▶ _Brief_: Repeat each record below exactly as given.
--------------------------------------------------
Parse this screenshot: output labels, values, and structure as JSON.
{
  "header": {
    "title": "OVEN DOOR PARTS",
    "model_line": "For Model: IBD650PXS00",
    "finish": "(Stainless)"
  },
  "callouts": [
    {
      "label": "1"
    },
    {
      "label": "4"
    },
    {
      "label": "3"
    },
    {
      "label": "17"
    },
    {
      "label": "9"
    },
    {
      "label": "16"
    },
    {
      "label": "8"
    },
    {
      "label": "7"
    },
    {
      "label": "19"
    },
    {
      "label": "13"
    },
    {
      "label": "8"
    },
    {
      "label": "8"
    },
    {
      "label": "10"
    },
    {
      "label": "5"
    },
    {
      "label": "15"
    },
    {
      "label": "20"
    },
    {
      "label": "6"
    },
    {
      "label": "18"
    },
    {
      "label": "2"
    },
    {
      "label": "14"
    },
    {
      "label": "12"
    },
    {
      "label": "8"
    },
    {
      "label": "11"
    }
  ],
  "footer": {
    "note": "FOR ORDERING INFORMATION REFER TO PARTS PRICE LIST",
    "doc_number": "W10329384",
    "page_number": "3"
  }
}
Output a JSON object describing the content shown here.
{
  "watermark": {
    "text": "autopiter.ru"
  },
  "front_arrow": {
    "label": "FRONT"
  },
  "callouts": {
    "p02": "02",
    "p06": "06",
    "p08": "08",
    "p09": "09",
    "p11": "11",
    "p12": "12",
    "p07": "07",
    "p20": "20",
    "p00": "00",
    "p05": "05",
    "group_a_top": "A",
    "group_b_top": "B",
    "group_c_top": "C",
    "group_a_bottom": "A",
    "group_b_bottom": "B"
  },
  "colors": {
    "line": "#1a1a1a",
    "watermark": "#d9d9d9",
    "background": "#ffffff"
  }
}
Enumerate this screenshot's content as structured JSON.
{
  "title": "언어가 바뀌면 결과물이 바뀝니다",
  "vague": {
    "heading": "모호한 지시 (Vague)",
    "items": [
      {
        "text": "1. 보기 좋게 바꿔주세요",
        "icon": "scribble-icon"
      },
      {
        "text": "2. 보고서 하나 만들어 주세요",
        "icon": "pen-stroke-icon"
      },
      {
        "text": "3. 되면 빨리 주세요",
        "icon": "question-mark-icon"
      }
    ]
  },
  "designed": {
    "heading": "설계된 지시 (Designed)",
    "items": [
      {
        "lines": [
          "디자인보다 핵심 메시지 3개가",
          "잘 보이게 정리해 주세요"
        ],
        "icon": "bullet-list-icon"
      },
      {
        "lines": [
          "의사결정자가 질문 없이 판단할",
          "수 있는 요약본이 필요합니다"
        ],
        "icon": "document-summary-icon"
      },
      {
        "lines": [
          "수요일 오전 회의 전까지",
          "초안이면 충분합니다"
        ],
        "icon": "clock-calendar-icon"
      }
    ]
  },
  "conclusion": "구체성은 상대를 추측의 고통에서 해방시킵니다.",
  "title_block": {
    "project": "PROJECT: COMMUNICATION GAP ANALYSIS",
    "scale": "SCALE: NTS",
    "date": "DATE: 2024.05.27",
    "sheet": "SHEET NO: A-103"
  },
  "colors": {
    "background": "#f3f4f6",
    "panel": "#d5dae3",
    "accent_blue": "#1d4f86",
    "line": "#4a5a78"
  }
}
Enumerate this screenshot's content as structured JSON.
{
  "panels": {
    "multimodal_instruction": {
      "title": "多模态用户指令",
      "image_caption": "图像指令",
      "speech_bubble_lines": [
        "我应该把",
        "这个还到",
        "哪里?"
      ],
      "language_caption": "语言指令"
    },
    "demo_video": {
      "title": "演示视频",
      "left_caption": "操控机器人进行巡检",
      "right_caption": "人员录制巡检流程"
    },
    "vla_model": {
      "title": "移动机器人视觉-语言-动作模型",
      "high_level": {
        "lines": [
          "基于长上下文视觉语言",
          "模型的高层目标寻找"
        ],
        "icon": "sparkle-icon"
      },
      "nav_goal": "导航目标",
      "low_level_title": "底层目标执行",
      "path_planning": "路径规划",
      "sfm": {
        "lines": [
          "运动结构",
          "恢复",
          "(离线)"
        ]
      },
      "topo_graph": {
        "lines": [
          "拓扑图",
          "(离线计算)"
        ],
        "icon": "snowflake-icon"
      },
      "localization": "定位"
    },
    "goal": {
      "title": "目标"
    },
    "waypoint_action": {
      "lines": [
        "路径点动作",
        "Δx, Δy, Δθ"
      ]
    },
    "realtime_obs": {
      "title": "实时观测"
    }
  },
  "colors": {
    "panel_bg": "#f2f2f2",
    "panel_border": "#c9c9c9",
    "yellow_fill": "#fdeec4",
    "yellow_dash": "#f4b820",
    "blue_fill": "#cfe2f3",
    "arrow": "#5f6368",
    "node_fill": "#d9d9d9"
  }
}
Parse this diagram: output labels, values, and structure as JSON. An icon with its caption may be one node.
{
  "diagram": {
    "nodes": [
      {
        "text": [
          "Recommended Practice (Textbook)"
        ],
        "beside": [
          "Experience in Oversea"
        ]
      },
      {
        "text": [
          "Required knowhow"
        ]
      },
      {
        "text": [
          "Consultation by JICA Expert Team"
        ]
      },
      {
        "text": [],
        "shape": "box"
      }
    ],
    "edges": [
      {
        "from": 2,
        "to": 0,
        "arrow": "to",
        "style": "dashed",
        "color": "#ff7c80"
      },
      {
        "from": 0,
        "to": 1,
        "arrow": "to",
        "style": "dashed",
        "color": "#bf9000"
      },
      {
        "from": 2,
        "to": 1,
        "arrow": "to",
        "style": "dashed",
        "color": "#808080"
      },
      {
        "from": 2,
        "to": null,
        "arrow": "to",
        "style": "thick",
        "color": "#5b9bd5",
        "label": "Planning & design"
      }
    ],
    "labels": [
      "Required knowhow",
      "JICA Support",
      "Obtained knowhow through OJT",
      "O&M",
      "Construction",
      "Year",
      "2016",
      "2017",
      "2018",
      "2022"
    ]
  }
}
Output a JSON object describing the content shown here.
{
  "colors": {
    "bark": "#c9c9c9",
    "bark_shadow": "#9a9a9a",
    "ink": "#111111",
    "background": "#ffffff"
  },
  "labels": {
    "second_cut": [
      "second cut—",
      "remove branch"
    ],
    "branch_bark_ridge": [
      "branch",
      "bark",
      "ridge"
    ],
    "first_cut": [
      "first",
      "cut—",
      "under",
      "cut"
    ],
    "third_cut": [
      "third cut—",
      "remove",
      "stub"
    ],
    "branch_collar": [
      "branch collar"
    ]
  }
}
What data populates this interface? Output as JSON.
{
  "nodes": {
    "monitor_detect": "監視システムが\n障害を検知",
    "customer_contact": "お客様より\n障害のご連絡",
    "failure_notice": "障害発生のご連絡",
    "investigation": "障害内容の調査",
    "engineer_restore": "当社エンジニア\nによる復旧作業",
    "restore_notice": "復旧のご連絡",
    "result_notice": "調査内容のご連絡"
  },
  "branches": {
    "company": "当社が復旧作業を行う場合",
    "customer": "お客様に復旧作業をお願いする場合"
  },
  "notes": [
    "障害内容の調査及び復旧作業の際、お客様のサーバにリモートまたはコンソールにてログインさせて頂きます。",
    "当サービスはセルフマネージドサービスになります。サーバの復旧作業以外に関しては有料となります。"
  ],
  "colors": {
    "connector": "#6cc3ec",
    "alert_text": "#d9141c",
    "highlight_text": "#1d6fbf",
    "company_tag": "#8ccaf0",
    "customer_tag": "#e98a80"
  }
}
--------------------------------------------------
▶ _Exercise solution_:
Parse this screenshot: output labels, values, and structure as JSON.
{
  "header": {
    "title": "OVEN DOOR PARTS",
    "model_line": "For Model: IBD650PXS00",
    "finish": "(Stainless)"
  },
  "callouts": [
    {
      "label": "1"
    },
    {
      "label": "4"
    },
    {
      "label": "3"
    },
    {
      "label": "17"
    },
    {
      "label": "9"
    },
    {
      "label": "16"
    },
    {
      "label": "8"
    },
    {
      "label": "7"
    },
    {
      "label": "19"
    },
    {
      "label": "13"
    },
    {
      "label": "8"
    },
    {
      "label": "8"
    },
    {
      "label": "10"
    },
    {
      "label": "5"
    },
    {
      "label": "15"
    },
    {
      "label": "20"
    },
    {
      "label": "6"
    },
    {
      "label": "18"
    },
    {
      "label": "2"
    },
    {
      "label": "14"
    },
    {
      "label": "12"
    },
    {
      "label": "8"
    },
    {
      "label": "11"
    }
  ],
  "footer": {
    "note": "FOR ORDERING INFORMATION REFER TO PARTS PRICE LIST",
    "doc_number": "W10329384",
    "page_number": "3"
  }
}
Output a JSON object describing the content shown here.
{
  "watermark": {
    "text": "autopiter.ru"
  },
  "front_arrow": {
    "label": "FRONT"
  },
  "callouts": {
    "p02": "02",
    "p06": "06",
    "p08": "08",
    "p09": "09",
    "p11": "11",
    "p12": "12",
    "p07": "07",
    "p20": "20",
    "p00": "00",
    "p05": "05",
    "group_a_top": "A",
    "group_b_top": "B",
    "group_c_top": "C",
    "group_a_bottom": "A",
    "group_b_bottom": "B"
  },
  "colors": {
    "line": "#1a1a1a",
    "watermark": "#d9d9d9",
    "background": "#ffffff"
  }
}
Enumerate this screenshot's content as structured JSON.
{
  "title": "언어가 바뀌면 결과물이 바뀝니다",
  "vague": {
    "heading": "모호한 지시 (Vague)",
    "items": [
      {
        "text": "1. 보기 좋게 바꿔주세요",
        "icon": "scribble-icon"
      },
      {
        "text": "2. 보고서 하나 만들어 주세요",
        "icon": "pen-stroke-icon"
      },
      {
        "text": "3. 되면 빨리 주세요",
        "icon": "question-mark-icon"
      }
    ]
  },
  "designed": {
    "heading": "설계된 지시 (Designed)",
    "items": [
      {
        "lines": [
          "디자인보다 핵심 메시지 3개가",
          "잘 보이게 정리해 주세요"
        ],
        "icon": "bullet-list-icon"
      },
      {
        "lines": [
          "의사결정자가 질문 없이 판단할",
          "수 있는 요약본이 필요합니다"
        ],
        "icon": "document-summary-icon"
      },
      {
        "lines": [
          "수요일 오전 회의 전까지",
          "초안이면 충분합니다"
        ],
        "icon": "clock-calendar-icon"
      }
    ]
  },
  "conclusion": "구체성은 상대를 추측의 고통에서 해방시킵니다.",
  "title_block": {
    "project": "PROJECT: COMMUNICATION GAP ANALYSIS",
    "scale": "SCALE: NTS",
    "date": "DATE: 2024.05.27",
    "sheet": "SHEET NO: A-103"
  },
  "colors": {
    "background": "#f3f4f6",
    "panel": "#d5dae3",
    "accent_blue": "#1d4f86",
    "line": "#4a5a78"
  }
}
Enumerate this screenshot's content as structured JSON.
{
  "panels": {
    "multimodal_instruction": {
      "title": "多模态用户指令",
      "image_caption": "图像指令",
      "speech_bubble_lines": [
        "我应该把",
        "这个还到",
        "哪里?"
      ],
      "language_caption": "语言指令"
    },
    "demo_video": {
      "title": "演示视频",
      "left_caption": "操控机器人进行巡检",
      "right_caption": "人员录制巡检流程"
    },
    "vla_model": {
      "title": "移动机器人视觉-语言-动作模型",
      "high_level": {
        "lines": [
          "基于长上下文视觉语言",
          "模型的高层目标寻找"
        ],
        "icon": "sparkle-icon"
      },
      "nav_goal": "导航目标",
      "low_level_title": "底层目标执行",
      "path_planning": "路径规划",
      "sfm": {
        "lines": [
          "运动结构",
          "恢复",
          "(离线)"
        ]
      },
      "topo_graph": {
        "lines": [
          "拓扑图",
          "(离线计算)"
        ],
        "icon": "snowflake-icon"
      },
      "localization": "定位"
    },
    "goal": {
      "title": "目标"
    },
    "waypoint_action": {
      "lines": [
        "路径点动作",
        "Δx, Δy, Δθ"
      ]
    },
    "realtime_obs": {
      "title": "实时观测"
    }
  },
  "colors": {
    "panel_bg": "#f2f2f2",
    "panel_border": "#c9c9c9",
    "yellow_fill": "#fdeec4",
    "yellow_dash": "#f4b820",
    "blue_fill": "#cfe2f3",
    "arrow": "#5f6368",
    "node_fill": "#d9d9d9"
  }
}
Parse this diagram: output labels, values, and structure as JSON. An icon with its caption may be one node.
{
  "diagram": {
    "nodes": [
      {
        "text": [
          "Recommended Practice (Textbook)"
        ],
        "beside": [
          "Experience in Oversea"
        ]
      },
      {
        "text": [
          "Required knowhow"
        ]
      },
      {
        "text": [
          "Consultation by JICA Expert Team"
        ]
      },
      {
        "text": [],
        "shape": "box"
      }
    ],
    "edges": [
      {
        "from": 2,
        "to": 0,
        "arrow": "to",
        "style": "dashed",
        "color": "#ff7c80"
      },
      {
        "from": 0,
        "to": 1,
        "arrow": "to",
        "style": "dashed",
        "color": "#bf9000"
      },
      {
        "from": 2,
        "to": 1,
        "arrow": "to",
        "style": "dashed",
        "color": "#808080"
      },
      {
        "from": 2,
        "to": null,
        "arrow": "to",
        "style": "thick",
        "color": "#5b9bd5",
        "label": "Planning & design"
      }
    ],
    "labels": [
      "Required knowhow",
      "JICA Support",
      "Obtained knowhow through OJT",
      "O&M",
      "Construction",
      "Year",
      "2016",
      "2017",
      "2018",
      "2022"
    ]
  }
}
Output a JSON object describing the content shown here.
{
  "colors": {
    "bark": "#c9c9c9",
    "bark_shadow": "#9a9a9a",
    "ink": "#111111",
    "background": "#ffffff"
  },
  "labels": {
    "second_cut": [
      "second cut—",
      "remove branch"
    ],
    "branch_bark_ridge": [
      "branch",
      "bark",
      "ridge"
    ],
    "first_cut": [
      "first",
      "cut—",
      "under",
      "cut"
    ],
    "third_cut": [
      "third cut—",
      "remove",
      "stub"
    ],
    "branch_collar": [
      "branch collar"
    ]
  }
}
What data populates this interface? Output as JSON.
{
  "nodes": {
    "monitor_detect": "監視システムが\n障害を検知",
    "customer_contact": "お客様より\n障害のご連絡",
    "failure_notice": "障害発生のご連絡",
    "investigation": "障害内容の調査",
    "engineer_restore": "当社エンジニア\nによる復旧作業",
    "restore_notice": "復旧のご連絡",
    "result_notice": "調査内容のご連絡"
  },
  "branches": {
    "company": "当社が復旧作業を行う場合",
    "customer": "お客様に復旧作業をお願いする場合"
  },
  "notes": [
    "障害内容の調査及び復旧作業の際、お客様のサーバにリモートまたはコンソールにてログインさせて頂きます。",
    "当サービスはセルフマネージドサービスになります。サーバの復旧作業以外に関しては有料となります。"
  ],
  "colors": {
    "connector": "#6cc3ec",
    "alert_text": "#d9141c",
    "highlight_text": "#1d6fbf",
    "company_tag": "#8ccaf0",
    "customer_tag": "#e98a80"
  }
}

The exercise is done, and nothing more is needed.